● Your goal: Write out the material again word for word, dropping any images it holds.

........

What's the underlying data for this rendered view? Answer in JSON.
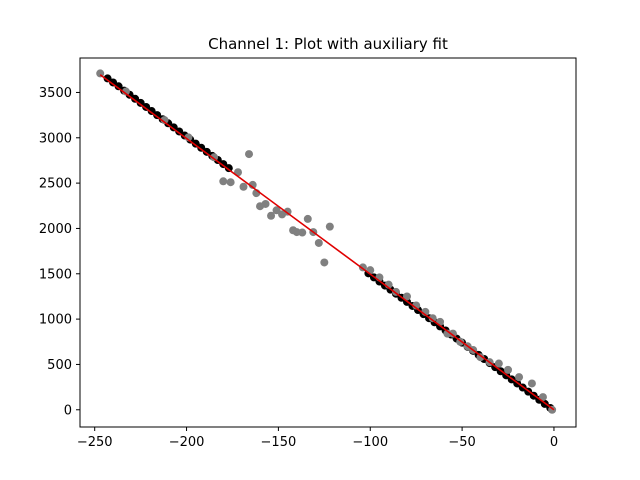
{
  "chart_data": {
    "type": "scatter",
    "title": "Channel 1: Plot with auxiliary fit",
    "xlabel": "",
    "ylabel": "",
    "xlim": [
      -258,
      12
    ],
    "ylim": [
      -190,
      3880
    ],
    "xticks": [
      -250,
      -200,
      -150,
      -100,
      -50,
      0
    ],
    "xtick_labels": [
      "−250",
      "−200",
      "−150",
      "−100",
      "−50",
      "0"
    ],
    "yticks": [
      0,
      500,
      1000,
      1500,
      2000,
      2500,
      3000,
      3500
    ],
    "ytick_labels": [
      "0",
      "500",
      "1000",
      "1500",
      "2000",
      "2500",
      "3000",
      "3500"
    ],
    "grid": false,
    "colors": {
      "black_points": "#000000",
      "gray_points": "#808080",
      "fit_line": "#e00000"
    },
    "series": [
      {
        "kind": "scatter",
        "color": "#000000",
        "x": [
          -243,
          -240,
          -237,
          -234,
          -231,
          -228,
          -225,
          -222,
          -219,
          -216,
          -213,
          -210,
          -207,
          -204,
          -201,
          -198,
          -195,
          -192,
          -189,
          -186,
          -183,
          -180,
          -177,
          -101,
          -98,
          -95,
          -92,
          -89,
          -86,
          -83,
          -80,
          -77,
          -74,
          -71,
          -68,
          -65,
          -62,
          -59,
          -56,
          -53,
          -50,
          -47,
          -44,
          -41,
          -38,
          -35,
          -32,
          -29,
          -26,
          -23,
          -20,
          -17,
          -14,
          -11,
          -8,
          -5,
          -2
        ],
        "y": [
          3655,
          3610,
          3568,
          3520,
          3475,
          3430,
          3385,
          3340,
          3295,
          3250,
          3205,
          3160,
          3115,
          3070,
          3025,
          2980,
          2935,
          2890,
          2845,
          2800,
          2755,
          2710,
          2665,
          1505,
          1460,
          1415,
          1370,
          1325,
          1280,
          1235,
          1190,
          1145,
          1100,
          1055,
          1010,
          965,
          920,
          875,
          830,
          785,
          740,
          695,
          650,
          605,
          560,
          515,
          470,
          425,
          380,
          335,
          290,
          245,
          200,
          155,
          110,
          65,
          20
        ]
      },
      {
        "kind": "scatter",
        "color": "#808080",
        "x": [
          -247,
          -233,
          -212,
          -199,
          -185,
          -180,
          -176,
          -172,
          -169,
          -166,
          -164,
          -162,
          -160,
          -157,
          -154,
          -151,
          -148,
          -145,
          -142,
          -140,
          -137,
          -134,
          -131,
          -128,
          -125,
          -122,
          -104,
          -100,
          -95,
          -90,
          -86,
          -80,
          -75,
          -70,
          -66,
          -62,
          -58,
          -55,
          -51,
          -47,
          -44,
          -40,
          -35,
          -30,
          -25,
          -19,
          -12,
          -6,
          -1
        ],
        "y": [
          3710,
          3510,
          3195,
          3005,
          2785,
          2520,
          2510,
          2620,
          2460,
          2820,
          2480,
          2390,
          2245,
          2270,
          2140,
          2200,
          2155,
          2185,
          1980,
          1960,
          1955,
          2105,
          1960,
          1840,
          1625,
          2020,
          1570,
          1540,
          1460,
          1380,
          1300,
          1250,
          1150,
          1080,
          1010,
          970,
          840,
          840,
          750,
          700,
          660,
          580,
          525,
          510,
          440,
          360,
          290,
          140,
          0
        ]
      },
      {
        "kind": "line",
        "color": "#e00000",
        "x": [
          -247,
          0
        ],
        "y": [
          3695,
          0
        ]
      }
    ]
  }
}
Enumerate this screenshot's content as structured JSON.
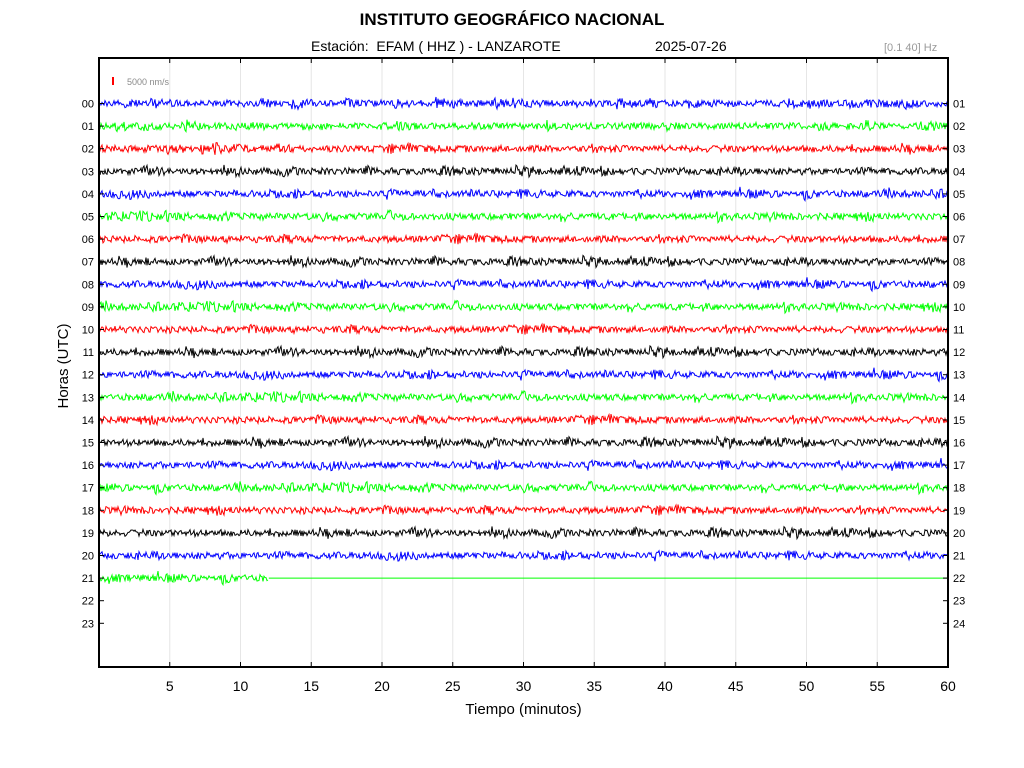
{
  "header": {
    "title": "INSTITUTO GEOGRÁFICO NACIONAL",
    "subtitle": "Estación:  EFAM ( HHZ ) - LANZAROTE",
    "date": "2025-07-26",
    "filter": "[0.1 40] Hz"
  },
  "chart_data": {
    "type": "line",
    "title": "INSTITUTO GEOGRÁFICO NACIONAL",
    "xlabel": "Tiempo (minutos)",
    "ylabel": "Horas (UTC)",
    "xlim": [
      0,
      60
    ],
    "x_ticks": [
      5,
      10,
      15,
      20,
      25,
      30,
      35,
      40,
      45,
      50,
      55,
      60
    ],
    "grid": true,
    "scale_bar": {
      "label": "5000 nm/s",
      "color": "#ff0000"
    },
    "hours_left": [
      "00",
      "01",
      "02",
      "03",
      "04",
      "05",
      "06",
      "07",
      "08",
      "09",
      "10",
      "11",
      "12",
      "13",
      "14",
      "15",
      "16",
      "17",
      "18",
      "19",
      "20",
      "21",
      "22",
      "23"
    ],
    "hours_right": [
      "01",
      "02",
      "03",
      "04",
      "05",
      "06",
      "07",
      "08",
      "09",
      "10",
      "11",
      "12",
      "13",
      "14",
      "15",
      "16",
      "17",
      "18",
      "19",
      "20",
      "21",
      "22",
      "23",
      "24"
    ],
    "trace_colors": [
      "#0000ff",
      "#00ff00",
      "#ff0000",
      "#000000"
    ],
    "series": [
      {
        "hour": "00",
        "color": "#0000ff",
        "end_minute": 60
      },
      {
        "hour": "01",
        "color": "#00ff00",
        "end_minute": 60
      },
      {
        "hour": "02",
        "color": "#ff0000",
        "end_minute": 60
      },
      {
        "hour": "03",
        "color": "#000000",
        "end_minute": 60
      },
      {
        "hour": "04",
        "color": "#0000ff",
        "end_minute": 60
      },
      {
        "hour": "05",
        "color": "#00ff00",
        "end_minute": 60
      },
      {
        "hour": "06",
        "color": "#ff0000",
        "end_minute": 60
      },
      {
        "hour": "07",
        "color": "#000000",
        "end_minute": 60
      },
      {
        "hour": "08",
        "color": "#0000ff",
        "end_minute": 60
      },
      {
        "hour": "09",
        "color": "#00ff00",
        "end_minute": 60
      },
      {
        "hour": "10",
        "color": "#ff0000",
        "end_minute": 60
      },
      {
        "hour": "11",
        "color": "#000000",
        "end_minute": 60
      },
      {
        "hour": "12",
        "color": "#0000ff",
        "end_minute": 60
      },
      {
        "hour": "13",
        "color": "#00ff00",
        "end_minute": 60
      },
      {
        "hour": "14",
        "color": "#ff0000",
        "end_minute": 60
      },
      {
        "hour": "15",
        "color": "#000000",
        "end_minute": 60
      },
      {
        "hour": "16",
        "color": "#0000ff",
        "end_minute": 60
      },
      {
        "hour": "17",
        "color": "#00ff00",
        "end_minute": 60
      },
      {
        "hour": "18",
        "color": "#ff0000",
        "end_minute": 60
      },
      {
        "hour": "19",
        "color": "#000000",
        "end_minute": 60
      },
      {
        "hour": "20",
        "color": "#0000ff",
        "end_minute": 60
      },
      {
        "hour": "21",
        "color": "#00ff00",
        "end_minute": 12,
        "flat_to_minute": 60
      }
    ]
  }
}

........

● Task answer:
What's the underlying data for this rendered view? Answer in JSON.
{
  "chart_data": {
    "type": "scatter",
    "title": "Channel 1: Plot with auxiliary fit",
    "xlabel": "",
    "ylabel": "",
    "xlim": [
      -258,
      12
    ],
    "ylim": [
      -190,
      3880
    ],
    "xticks": [
      -250,
      -200,
      -150,
      -100,
      -50,
      0
    ],
    "xtick_labels": [
      "−250",
      "−200",
      "−150",
      "−100",
      "−50",
      "0"
    ],
    "yticks": [
      0,
      500,
      1000,
      1500,
      2000,
      2500,
      3000,
      3500
    ],
    "ytick_labels": [
      "0",
      "500",
      "1000",
      "1500",
      "2000",
      "2500",
      "3000",
      "3500"
    ],
    "grid": false,
    "colors": {
      "black_points": "#000000",
      "gray_points": "#808080",
      "fit_line": "#e00000"
    },
    "series": [
      {
        "kind": "scatter",
        "color": "#000000",
        "x": [
          -243,
          -240,
          -237,
          -234,
          -231,
          -228,
          -225,
          -222,
          -219,
          -216,
          -213,
          -210,
          -207,
          -204,
          -201,
          -198,
          -195,
          -192,
          -189,
          -186,
          -183,
          -180,
          -177,
          -101,
          -98,
          -95,
          -92,
          -89,
          -86,
          -83,
          -80,
          -77,
          -74,
          -71,
          -68,
          -65,
          -62,
          -59,
          -56,
          -53,
          -50,
          -47,
          -44,
          -41,
          -38,
          -35,
          -32,
          -29,
          -26,
          -23,
          -20,
          -17,
          -14,
          -11,
          -8,
          -5,
          -2
        ],
        "y": [
          3655,
          3610,
          3568,
          3520,
          3475,
          3430,
          3385,
          3340,
          3295,
          3250,
          3205,
          3160,
          3115,
          3070,
          3025,
          2980,
          2935,
          2890,
          2845,
          2800,
          2755,
          2710,
          2665,
          1505,
          1460,
          1415,
          1370,
          1325,
          1280,
          1235,
          1190,
          1145,
          1100,
          1055,
          1010,
          965,
          920,
          875,
          830,
          785,
          740,
          695,
          650,
          605,
          560,
          515,
          470,
          425,
          380,
          335,
          290,
          245,
          200,
          155,
          110,
          65,
          20
        ]
      },
      {
        "kind": "scatter",
        "color": "#808080",
        "x": [
          -247,
          -233,
          -212,
          -199,
          -185,
          -180,
          -176,
          -172,
          -169,
          -166,
          -164,
          -162,
          -160,
          -157,
          -154,
          -151,
          -148,
          -145,
          -142,
          -140,
          -137,
          -134,
          -131,
          -128,
          -125,
          -122,
          -104,
          -100,
          -95,
          -90,
          -86,
          -80,
          -75,
          -70,
          -66,
          -62,
          -58,
          -55,
          -51,
          -47,
          -44,
          -40,
          -35,
          -30,
          -25,
          -19,
          -12,
          -6,
          -1
        ],
        "y": [
          3710,
          3510,
          3195,
          3005,
          2785,
          2520,
          2510,
          2620,
          2460,
          2820,
          2480,
          2390,
          2245,
          2270,
          2140,
          2200,
          2155,
          2185,
          1980,
          1960,
          1955,
          2105,
          1960,
          1840,
          1625,
          2020,
          1570,
          1540,
          1460,
          1380,
          1300,
          1250,
          1150,
          1080,
          1010,
          970,
          840,
          840,
          750,
          700,
          660,
          580,
          525,
          510,
          440,
          360,
          290,
          140,
          0
        ]
      },
      {
        "kind": "line",
        "color": "#e00000",
        "x": [
          -247,
          0
        ],
        "y": [
          3695,
          0
        ]
      }
    ]
  }
}
Enumerate this screenshot's content as structured JSON.
{
  "header": {
    "title": "INSTITUTO GEOGRÁFICO NACIONAL",
    "subtitle": "Estación:  EFAM ( HHZ ) - LANZAROTE",
    "date": "2025-07-26",
    "filter": "[0.1 40] Hz"
  },
  "chart_data": {
    "type": "line",
    "title": "INSTITUTO GEOGRÁFICO NACIONAL",
    "xlabel": "Tiempo (minutos)",
    "ylabel": "Horas (UTC)",
    "xlim": [
      0,
      60
    ],
    "x_ticks": [
      5,
      10,
      15,
      20,
      25,
      30,
      35,
      40,
      45,
      50,
      55,
      60
    ],
    "grid": true,
    "scale_bar": {
      "label": "5000 nm/s",
      "color": "#ff0000"
    },
    "hours_left": [
      "00",
      "01",
      "02",
      "03",
      "04",
      "05",
      "06",
      "07",
      "08",
      "09",
      "10",
      "11",
      "12",
      "13",
      "14",
      "15",
      "16",
      "17",
      "18",
      "19",
      "20",
      "21",
      "22",
      "23"
    ],
    "hours_right": [
      "01",
      "02",
      "03",
      "04",
      "05",
      "06",
      "07",
      "08",
      "09",
      "10",
      "11",
      "12",
      "13",
      "14",
      "15",
      "16",
      "17",
      "18",
      "19",
      "20",
      "21",
      "22",
      "23",
      "24"
    ],
    "trace_colors": [
      "#0000ff",
      "#00ff00",
      "#ff0000",
      "#000000"
    ],
    "series": [
      {
        "hour": "00",
        "color": "#0000ff",
        "end_minute": 60
      },
      {
        "hour": "01",
        "color": "#00ff00",
        "end_minute": 60
      },
      {
        "hour": "02",
        "color": "#ff0000",
        "end_minute": 60
      },
      {
        "hour": "03",
        "color": "#000000",
        "end_minute": 60
      },
      {
        "hour": "04",
        "color": "#0000ff",
        "end_minute": 60
      },
      {
        "hour": "05",
        "color": "#00ff00",
        "end_minute": 60
      },
      {
        "hour": "06",
        "color": "#ff0000",
        "end_minute": 60
      },
      {
        "hour": "07",
        "color": "#000000",
        "end_minute": 60
      },
      {
        "hour": "08",
        "color": "#0000ff",
        "end_minute": 60
      },
      {
        "hour": "09",
        "color": "#00ff00",
        "end_minute": 60
      },
      {
        "hour": "10",
        "color": "#ff0000",
        "end_minute": 60
      },
      {
        "hour": "11",
        "color": "#000000",
        "end_minute": 60
      },
      {
        "hour": "12",
        "color": "#0000ff",
        "end_minute": 60
      },
      {
        "hour": "13",
        "color": "#00ff00",
        "end_minute": 60
      },
      {
        "hour": "14",
        "color": "#ff0000",
        "end_minute": 60
      },
      {
        "hour": "15",
        "color": "#000000",
        "end_minute": 60
      },
      {
        "hour": "16",
        "color": "#0000ff",
        "end_minute": 60
      },
      {
        "hour": "17",
        "color": "#00ff00",
        "end_minute": 60
      },
      {
        "hour": "18",
        "color": "#ff0000",
        "end_minute": 60
      },
      {
        "hour": "19",
        "color": "#000000",
        "end_minute": 60
      },
      {
        "hour": "20",
        "color": "#0000ff",
        "end_minute": 60
      },
      {
        "hour": "21",
        "color": "#00ff00",
        "end_minute": 12,
        "flat_to_minute": 60
      }
    ]
  }
}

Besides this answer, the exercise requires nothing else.